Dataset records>
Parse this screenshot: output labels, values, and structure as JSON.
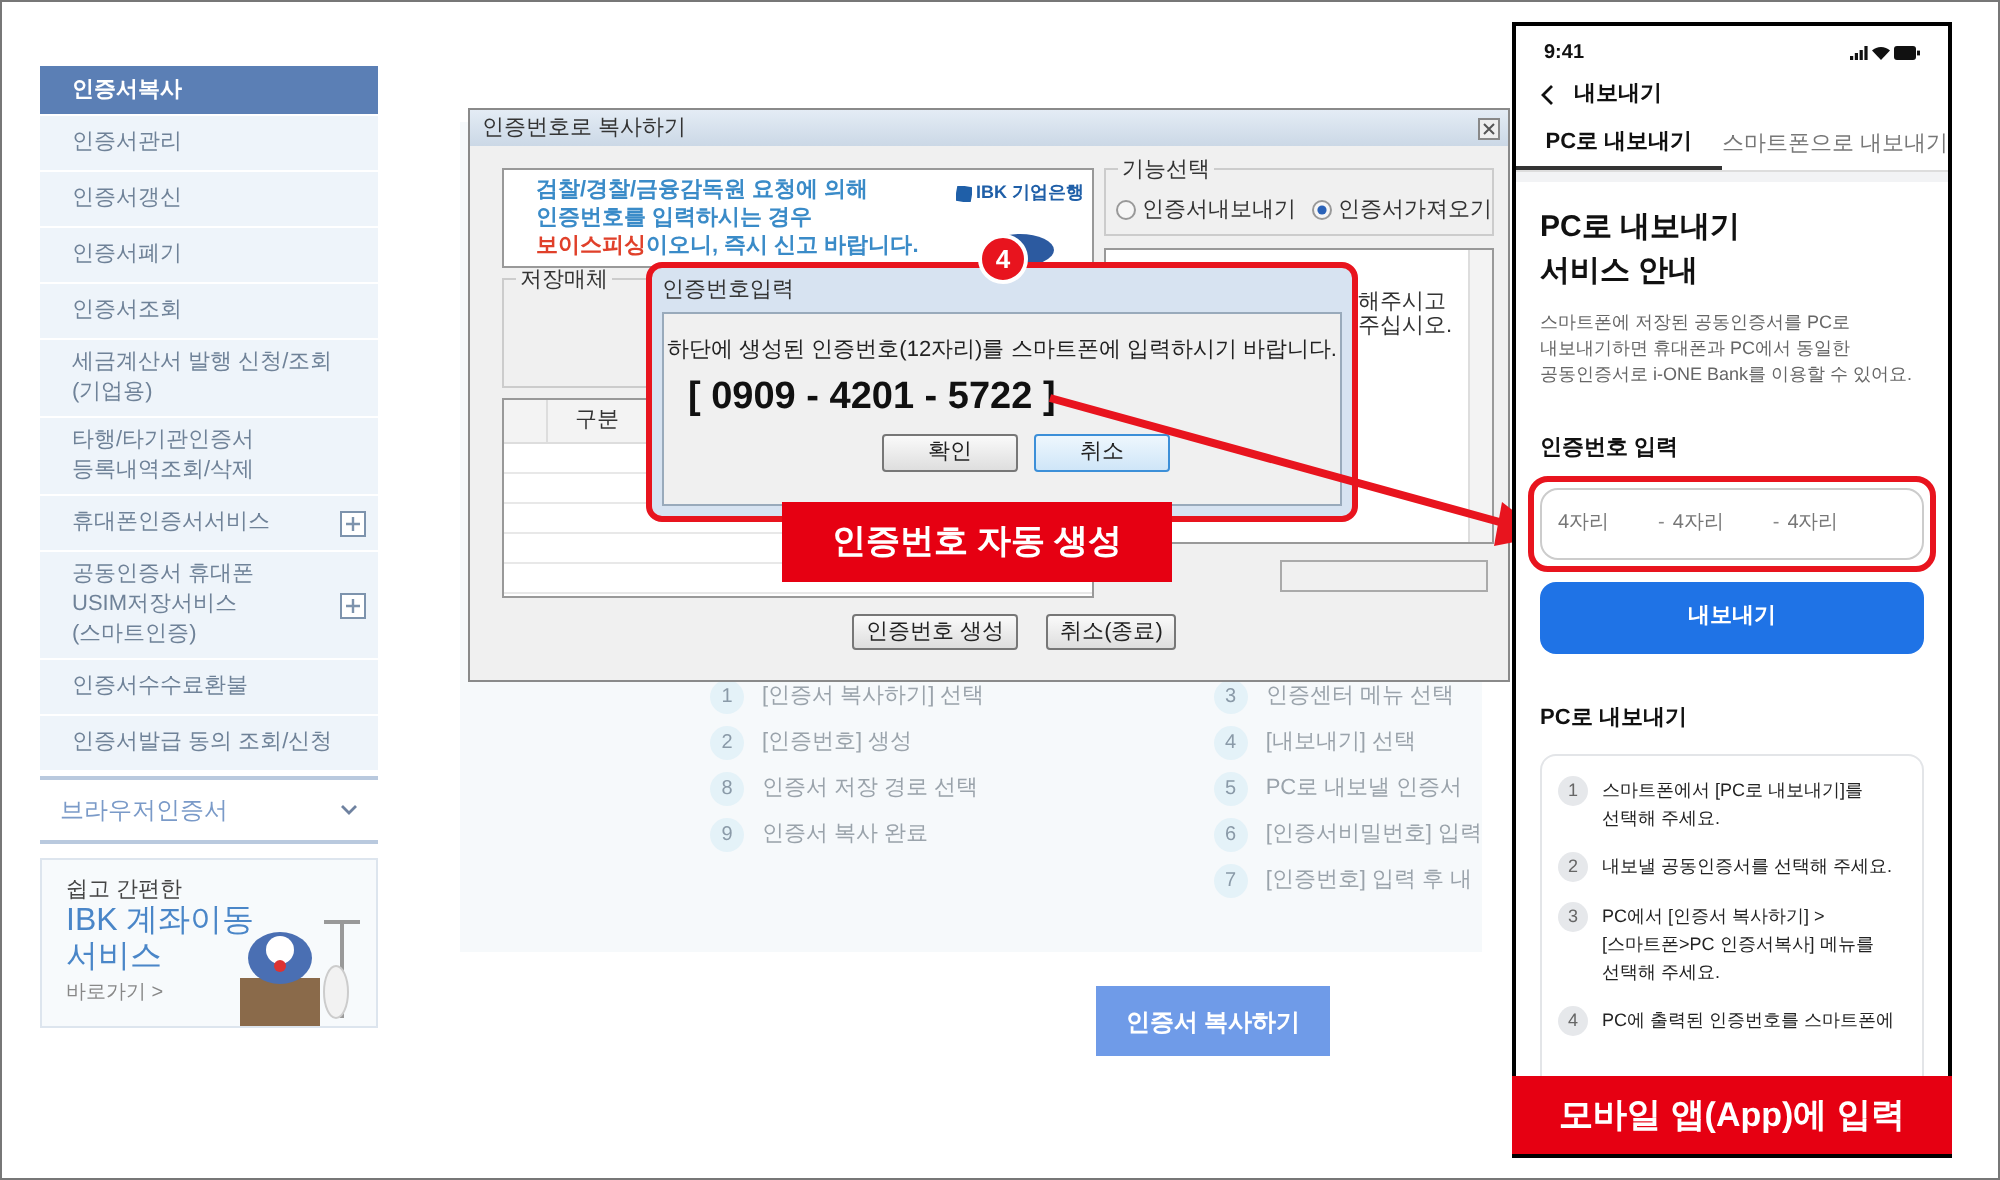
{
  "sidebar": {
    "items": [
      {
        "label": "인증서복사",
        "selected": true,
        "expandable": false
      },
      {
        "label": "인증서관리",
        "selected": false,
        "expandable": false
      },
      {
        "label": "인증서갱신",
        "selected": false,
        "expandable": false
      },
      {
        "label": "인증서폐기",
        "selected": false,
        "expandable": false
      },
      {
        "label": "인증서조회",
        "selected": false,
        "expandable": false
      },
      {
        "label": "세금계산서 발행 신청/조회(기업용)",
        "selected": false,
        "expandable": false
      },
      {
        "label": "타행/타기관인증서 등록내역조회/삭제",
        "selected": false,
        "expandable": false
      },
      {
        "label": "휴대폰인증서서비스",
        "selected": false,
        "expandable": true
      },
      {
        "label": "공동인증서 휴대폰 USIM저장서비스(스마트인증)",
        "selected": false,
        "expandable": true
      },
      {
        "label": "인증서수수료환불",
        "selected": false,
        "expandable": false
      },
      {
        "label": "인증서발급 동의 조회/신청",
        "selected": false,
        "expandable": false
      }
    ],
    "section": {
      "label": "브라우저인증서",
      "expanded": false
    },
    "promo": {
      "eyebrow": "쉽고 간편한",
      "title": "IBK 계좌이동 서비스",
      "link": "바로가기 >"
    }
  },
  "guide": {
    "left_steps": [
      {
        "number": "1",
        "text": "[인증서 복사하기] 선택"
      },
      {
        "number": "2",
        "text": "[인증번호] 생성"
      },
      {
        "number": "8",
        "text": "인증서 저장 경로 선택"
      },
      {
        "number": "9",
        "text": "인증서 복사 완료"
      }
    ],
    "right_steps": [
      {
        "number": "3",
        "text": "인증센터 메뉴 선택"
      },
      {
        "number": "4",
        "text": "[내보내기] 선택"
      },
      {
        "number": "5",
        "text": "PC로 내보낼 인증서"
      },
      {
        "number": "6",
        "text": "[인증서비밀번호] 입력"
      },
      {
        "number": "7",
        "text": "[인증번호] 입력 후 내"
      }
    ],
    "button": "인증서 복사하기"
  },
  "copy_dialog": {
    "title": "인증번호로 복사하기",
    "banner": {
      "lines": [
        "검찰/경찰/금융감독원 요청에 의해",
        "인증번호를 입력하시는 경우"
      ],
      "warning": "보이스피싱",
      "warning_rest": "이오니, 즉시 신고 바랍니다.",
      "logo": "IBK 기업은행"
    },
    "storage_label": "저장매체",
    "table_header": "구분",
    "function_label": "기능선택",
    "radios": [
      {
        "label": "인증서내보내기",
        "selected": false
      },
      {
        "label": "인증서가져오기",
        "selected": true
      }
    ],
    "notice_lines": [
      "해주시고",
      "주십시오."
    ],
    "buttons": [
      "인증번호 생성",
      "취소(종료)"
    ]
  },
  "code_dialog": {
    "title": "인증번호입력",
    "message": "하단에 생성된 인증번호(12자리)를 스마트폰에 입력하시기 바랍니다.",
    "code": "[ 0909 - 4201 - 5722 ]",
    "buttons": [
      {
        "label": "확인",
        "selected": false
      },
      {
        "label": "취소",
        "selected": true
      }
    ]
  },
  "callouts": {
    "badge": "4",
    "pc_label": "인증번호 자동 생성",
    "mobile_label": "모바일 앱(App)에 입력"
  },
  "phone": {
    "time": "9:41",
    "header": "내보내기",
    "tabs": [
      {
        "label": "PC로 내보내기",
        "selected": true
      },
      {
        "label": "스마트폰으로 내보내기",
        "selected": false
      }
    ],
    "title_lines": [
      "PC로 내보내기",
      "서비스 안내"
    ],
    "description": "스마트폰에 저장된 공동인증서를 PC로\n내보내기하면 휴대폰과 PC에서 동일한\n공동인증서로 i-ONE Bank를 이용할 수 있어요.",
    "code_label": "인증번호 입력",
    "code_fields": [
      {
        "placeholder": "4자리"
      },
      {
        "placeholder": "4자리"
      },
      {
        "placeholder": "4자리"
      }
    ],
    "separator": "-",
    "button": "내보내기",
    "section_title": "PC로 내보내기",
    "steps": [
      {
        "number": "1",
        "text": "스마트폰에서 [PC로 내보내기]를\n선택해 주세요."
      },
      {
        "number": "2",
        "text": "내보낼 공동인증서를 선택해 주세요."
      },
      {
        "number": "3",
        "text": "PC에서 [인증서 복사하기] >\n[스마트폰>PC 인증서복사] 메뉴를\n선택해 주세요."
      },
      {
        "number": "4",
        "text": "PC에 출력된 인증번호를 스마트폰에"
      }
    ]
  }
}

EXERCISE DIRECTIONS> Among the entries above, identify all lines with "공동인증서를" and copy them.

SOLUTION FOR THIS PROBLEM>
    "description": "스마트폰에 저장된 공동인증서를 PC로\n내보내기하면 휴대폰과 PC에서 동일한\n공동인증서로 i-ONE Bank를 이용할 수 있어요.",
        "text": "내보낼 공동인증서를 선택해 주세요."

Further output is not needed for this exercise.